Copy all of the records below verbatim.

####

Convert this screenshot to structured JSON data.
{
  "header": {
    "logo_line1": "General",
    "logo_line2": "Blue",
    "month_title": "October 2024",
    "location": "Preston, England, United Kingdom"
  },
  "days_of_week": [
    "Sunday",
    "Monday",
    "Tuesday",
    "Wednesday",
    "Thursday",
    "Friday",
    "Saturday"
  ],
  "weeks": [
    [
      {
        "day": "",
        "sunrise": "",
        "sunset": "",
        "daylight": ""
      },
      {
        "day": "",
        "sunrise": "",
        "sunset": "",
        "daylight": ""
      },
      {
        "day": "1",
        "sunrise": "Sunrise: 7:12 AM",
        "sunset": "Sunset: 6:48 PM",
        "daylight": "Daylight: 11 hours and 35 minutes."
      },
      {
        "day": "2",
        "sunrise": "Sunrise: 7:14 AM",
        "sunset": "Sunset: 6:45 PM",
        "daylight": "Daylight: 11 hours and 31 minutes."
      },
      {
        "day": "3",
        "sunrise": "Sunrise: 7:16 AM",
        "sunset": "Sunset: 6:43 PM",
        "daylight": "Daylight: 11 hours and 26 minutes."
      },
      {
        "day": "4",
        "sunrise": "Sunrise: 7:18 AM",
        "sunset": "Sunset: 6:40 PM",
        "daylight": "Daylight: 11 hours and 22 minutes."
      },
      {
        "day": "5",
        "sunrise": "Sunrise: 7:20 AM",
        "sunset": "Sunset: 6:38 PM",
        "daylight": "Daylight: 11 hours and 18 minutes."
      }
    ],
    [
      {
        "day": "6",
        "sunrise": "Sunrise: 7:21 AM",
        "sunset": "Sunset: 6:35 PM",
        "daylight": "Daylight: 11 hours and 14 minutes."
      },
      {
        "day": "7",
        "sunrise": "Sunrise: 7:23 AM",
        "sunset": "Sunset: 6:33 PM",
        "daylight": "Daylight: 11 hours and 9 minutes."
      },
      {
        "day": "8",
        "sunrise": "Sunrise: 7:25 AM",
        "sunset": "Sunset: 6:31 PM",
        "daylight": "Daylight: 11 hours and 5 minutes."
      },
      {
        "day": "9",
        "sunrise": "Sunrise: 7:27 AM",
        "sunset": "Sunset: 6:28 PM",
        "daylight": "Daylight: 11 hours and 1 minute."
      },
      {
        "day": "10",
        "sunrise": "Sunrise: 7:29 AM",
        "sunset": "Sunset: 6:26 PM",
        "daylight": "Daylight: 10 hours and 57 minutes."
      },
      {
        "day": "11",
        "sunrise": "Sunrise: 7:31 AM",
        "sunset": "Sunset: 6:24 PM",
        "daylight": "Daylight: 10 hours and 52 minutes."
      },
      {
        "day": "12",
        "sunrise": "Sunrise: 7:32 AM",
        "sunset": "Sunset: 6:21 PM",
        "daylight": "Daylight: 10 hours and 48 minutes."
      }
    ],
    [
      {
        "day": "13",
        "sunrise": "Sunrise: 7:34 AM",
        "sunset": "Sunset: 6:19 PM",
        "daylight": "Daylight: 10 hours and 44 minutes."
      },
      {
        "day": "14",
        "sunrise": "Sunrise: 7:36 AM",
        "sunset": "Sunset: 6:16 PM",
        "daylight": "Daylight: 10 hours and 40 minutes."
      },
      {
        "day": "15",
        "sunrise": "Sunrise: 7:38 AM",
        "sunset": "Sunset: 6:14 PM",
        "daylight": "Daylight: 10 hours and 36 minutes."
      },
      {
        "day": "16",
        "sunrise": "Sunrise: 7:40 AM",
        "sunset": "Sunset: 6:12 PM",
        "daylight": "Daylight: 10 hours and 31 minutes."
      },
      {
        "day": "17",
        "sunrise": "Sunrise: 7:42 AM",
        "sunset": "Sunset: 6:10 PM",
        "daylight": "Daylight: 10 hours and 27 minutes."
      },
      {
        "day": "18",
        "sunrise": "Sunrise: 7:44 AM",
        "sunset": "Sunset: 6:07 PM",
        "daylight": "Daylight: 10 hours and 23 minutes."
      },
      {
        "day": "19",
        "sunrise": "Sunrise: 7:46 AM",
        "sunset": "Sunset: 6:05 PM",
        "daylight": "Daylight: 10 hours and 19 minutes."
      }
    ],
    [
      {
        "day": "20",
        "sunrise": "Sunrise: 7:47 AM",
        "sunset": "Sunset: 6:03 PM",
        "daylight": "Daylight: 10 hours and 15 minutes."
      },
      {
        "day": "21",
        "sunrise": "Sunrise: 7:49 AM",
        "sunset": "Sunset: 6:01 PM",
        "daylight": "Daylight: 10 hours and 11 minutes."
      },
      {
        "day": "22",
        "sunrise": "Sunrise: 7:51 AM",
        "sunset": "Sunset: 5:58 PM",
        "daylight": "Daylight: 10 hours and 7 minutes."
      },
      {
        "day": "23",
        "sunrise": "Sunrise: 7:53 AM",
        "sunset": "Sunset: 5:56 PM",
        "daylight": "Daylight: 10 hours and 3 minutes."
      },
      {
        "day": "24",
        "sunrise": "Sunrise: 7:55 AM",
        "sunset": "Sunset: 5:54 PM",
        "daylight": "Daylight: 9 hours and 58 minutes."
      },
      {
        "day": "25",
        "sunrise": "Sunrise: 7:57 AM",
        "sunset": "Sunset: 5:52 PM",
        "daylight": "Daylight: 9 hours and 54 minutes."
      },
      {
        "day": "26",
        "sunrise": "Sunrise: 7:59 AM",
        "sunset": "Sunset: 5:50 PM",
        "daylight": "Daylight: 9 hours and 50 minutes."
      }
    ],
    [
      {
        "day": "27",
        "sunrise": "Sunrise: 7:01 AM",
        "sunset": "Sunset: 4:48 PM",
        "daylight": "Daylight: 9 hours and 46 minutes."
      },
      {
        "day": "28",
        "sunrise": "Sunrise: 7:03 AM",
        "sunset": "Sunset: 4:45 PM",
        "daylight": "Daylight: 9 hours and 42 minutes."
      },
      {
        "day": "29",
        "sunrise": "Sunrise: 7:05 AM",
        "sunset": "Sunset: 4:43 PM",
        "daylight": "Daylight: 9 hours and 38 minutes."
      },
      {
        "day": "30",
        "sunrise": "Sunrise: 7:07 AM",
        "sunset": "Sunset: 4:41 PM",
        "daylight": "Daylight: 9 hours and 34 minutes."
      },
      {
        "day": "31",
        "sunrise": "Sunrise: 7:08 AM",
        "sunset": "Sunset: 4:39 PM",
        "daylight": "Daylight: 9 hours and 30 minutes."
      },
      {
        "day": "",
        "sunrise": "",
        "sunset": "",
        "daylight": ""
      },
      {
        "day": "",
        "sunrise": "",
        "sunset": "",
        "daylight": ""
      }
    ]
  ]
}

####

[Completed exercise]:
Convert this screenshot to structured JSON data.
{
  "header": {
    "logo_line1": "General",
    "logo_line2": "Blue",
    "month_title": "October 2024",
    "location": "Preston, England, United Kingdom"
  },
  "days_of_week": [
    "Sunday",
    "Monday",
    "Tuesday",
    "Wednesday",
    "Thursday",
    "Friday",
    "Saturday"
  ],
  "weeks": [
    [
      {
        "day": "",
        "sunrise": "",
        "sunset": "",
        "daylight": ""
      },
      {
        "day": "",
        "sunrise": "",
        "sunset": "",
        "daylight": ""
      },
      {
        "day": "1",
        "sunrise": "Sunrise: 7:12 AM",
        "sunset": "Sunset: 6:48 PM",
        "daylight": "Daylight: 11 hours and 35 minutes."
      },
      {
        "day": "2",
        "sunrise": "Sunrise: 7:14 AM",
        "sunset": "Sunset: 6:45 PM",
        "daylight": "Daylight: 11 hours and 31 minutes."
      },
      {
        "day": "3",
        "sunrise": "Sunrise: 7:16 AM",
        "sunset": "Sunset: 6:43 PM",
        "daylight": "Daylight: 11 hours and 26 minutes."
      },
      {
        "day": "4",
        "sunrise": "Sunrise: 7:18 AM",
        "sunset": "Sunset: 6:40 PM",
        "daylight": "Daylight: 11 hours and 22 minutes."
      },
      {
        "day": "5",
        "sunrise": "Sunrise: 7:20 AM",
        "sunset": "Sunset: 6:38 PM",
        "daylight": "Daylight: 11 hours and 18 minutes."
      }
    ],
    [
      {
        "day": "6",
        "sunrise": "Sunrise: 7:21 AM",
        "sunset": "Sunset: 6:35 PM",
        "daylight": "Daylight: 11 hours and 14 minutes."
      },
      {
        "day": "7",
        "sunrise": "Sunrise: 7:23 AM",
        "sunset": "Sunset: 6:33 PM",
        "daylight": "Daylight: 11 hours and 9 minutes."
      },
      {
        "day": "8",
        "sunrise": "Sunrise: 7:25 AM",
        "sunset": "Sunset: 6:31 PM",
        "daylight": "Daylight: 11 hours and 5 minutes."
      },
      {
        "day": "9",
        "sunrise": "Sunrise: 7:27 AM",
        "sunset": "Sunset: 6:28 PM",
        "daylight": "Daylight: 11 hours and 1 minute."
      },
      {
        "day": "10",
        "sunrise": "Sunrise: 7:29 AM",
        "sunset": "Sunset: 6:26 PM",
        "daylight": "Daylight: 10 hours and 57 minutes."
      },
      {
        "day": "11",
        "sunrise": "Sunrise: 7:31 AM",
        "sunset": "Sunset: 6:24 PM",
        "daylight": "Daylight: 10 hours and 52 minutes."
      },
      {
        "day": "12",
        "sunrise": "Sunrise: 7:32 AM",
        "sunset": "Sunset: 6:21 PM",
        "daylight": "Daylight: 10 hours and 48 minutes."
      }
    ],
    [
      {
        "day": "13",
        "sunrise": "Sunrise: 7:34 AM",
        "sunset": "Sunset: 6:19 PM",
        "daylight": "Daylight: 10 hours and 44 minutes."
      },
      {
        "day": "14",
        "sunrise": "Sunrise: 7:36 AM",
        "sunset": "Sunset: 6:16 PM",
        "daylight": "Daylight: 10 hours and 40 minutes."
      },
      {
        "day": "15",
        "sunrise": "Sunrise: 7:38 AM",
        "sunset": "Sunset: 6:14 PM",
        "daylight": "Daylight: 10 hours and 36 minutes."
      },
      {
        "day": "16",
        "sunrise": "Sunrise: 7:40 AM",
        "sunset": "Sunset: 6:12 PM",
        "daylight": "Daylight: 10 hours and 31 minutes."
      },
      {
        "day": "17",
        "sunrise": "Sunrise: 7:42 AM",
        "sunset": "Sunset: 6:10 PM",
        "daylight": "Daylight: 10 hours and 27 minutes."
      },
      {
        "day": "18",
        "sunrise": "Sunrise: 7:44 AM",
        "sunset": "Sunset: 6:07 PM",
        "daylight": "Daylight: 10 hours and 23 minutes."
      },
      {
        "day": "19",
        "sunrise": "Sunrise: 7:46 AM",
        "sunset": "Sunset: 6:05 PM",
        "daylight": "Daylight: 10 hours and 19 minutes."
      }
    ],
    [
      {
        "day": "20",
        "sunrise": "Sunrise: 7:47 AM",
        "sunset": "Sunset: 6:03 PM",
        "daylight": "Daylight: 10 hours and 15 minutes."
      },
      {
        "day": "21",
        "sunrise": "Sunrise: 7:49 AM",
        "sunset": "Sunset: 6:01 PM",
        "daylight": "Daylight: 10 hours and 11 minutes."
      },
      {
        "day": "22",
        "sunrise": "Sunrise: 7:51 AM",
        "sunset": "Sunset: 5:58 PM",
        "daylight": "Daylight: 10 hours and 7 minutes."
      },
      {
        "day": "23",
        "sunrise": "Sunrise: 7:53 AM",
        "sunset": "Sunset: 5:56 PM",
        "daylight": "Daylight: 10 hours and 3 minutes."
      },
      {
        "day": "24",
        "sunrise": "Sunrise: 7:55 AM",
        "sunset": "Sunset: 5:54 PM",
        "daylight": "Daylight: 9 hours and 58 minutes."
      },
      {
        "day": "25",
        "sunrise": "Sunrise: 7:57 AM",
        "sunset": "Sunset: 5:52 PM",
        "daylight": "Daylight: 9 hours and 54 minutes."
      },
      {
        "day": "26",
        "sunrise": "Sunrise: 7:59 AM",
        "sunset": "Sunset: 5:50 PM",
        "daylight": "Daylight: 9 hours and 50 minutes."
      }
    ],
    [
      {
        "day": "27",
        "sunrise": "Sunrise: 7:01 AM",
        "sunset": "Sunset: 4:48 PM",
        "daylight": "Daylight: 9 hours and 46 minutes."
      },
      {
        "day": "28",
        "sunrise": "Sunrise: 7:03 AM",
        "sunset": "Sunset: 4:45 PM",
        "daylight": "Daylight: 9 hours and 42 minutes."
      },
      {
        "day": "29",
        "sunrise": "Sunrise: 7:05 AM",
        "sunset": "Sunset: 4:43 PM",
        "daylight": "Daylight: 9 hours and 38 minutes."
      },
      {
        "day": "30",
        "sunrise": "Sunrise: 7:07 AM",
        "sunset": "Sunset: 4:41 PM",
        "daylight": "Daylight: 9 hours and 34 minutes."
      },
      {
        "day": "31",
        "sunrise": "Sunrise: 7:08 AM",
        "sunset": "Sunset: 4:39 PM",
        "daylight": "Daylight: 9 hours and 30 minutes."
      },
      {
        "day": "",
        "sunrise": "",
        "sunset": "",
        "daylight": ""
      },
      {
        "day": "",
        "sunrise": "",
        "sunset": "",
        "daylight": ""
      }
    ]
  ]
}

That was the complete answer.